*What you have to do*. Your task is to repeat the lines below exactly, excluding any pictures they contain.

* Start Items *

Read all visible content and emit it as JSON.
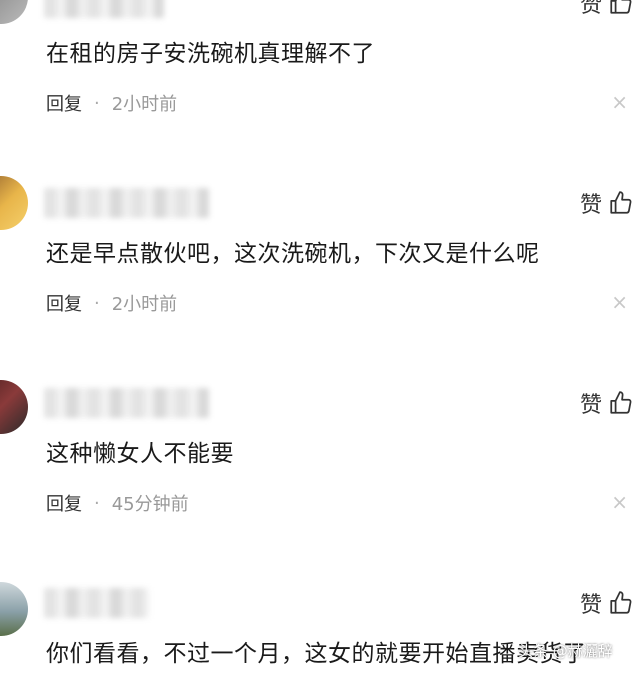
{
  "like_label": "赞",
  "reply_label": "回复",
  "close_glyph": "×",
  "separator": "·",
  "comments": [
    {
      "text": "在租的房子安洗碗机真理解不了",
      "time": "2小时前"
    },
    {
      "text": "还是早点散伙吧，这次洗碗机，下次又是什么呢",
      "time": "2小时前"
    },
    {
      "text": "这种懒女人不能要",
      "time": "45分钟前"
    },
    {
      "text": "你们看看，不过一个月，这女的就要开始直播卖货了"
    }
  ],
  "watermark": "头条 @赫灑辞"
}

* End Items *

*Exercise output*.
Read all visible content and emit it as JSON.
{
  "like_label": "赞",
  "reply_label": "回复",
  "close_glyph": "×",
  "separator": "·",
  "comments": [
    {
      "text": "在租的房子安洗碗机真理解不了",
      "time": "2小时前"
    },
    {
      "text": "还是早点散伙吧，这次洗碗机，下次又是什么呢",
      "time": "2小时前"
    },
    {
      "text": "这种懒女人不能要",
      "time": "45分钟前"
    },
    {
      "text": "你们看看，不过一个月，这女的就要开始直播卖货了"
    }
  ],
  "watermark": "头条 @赫灑辞"
}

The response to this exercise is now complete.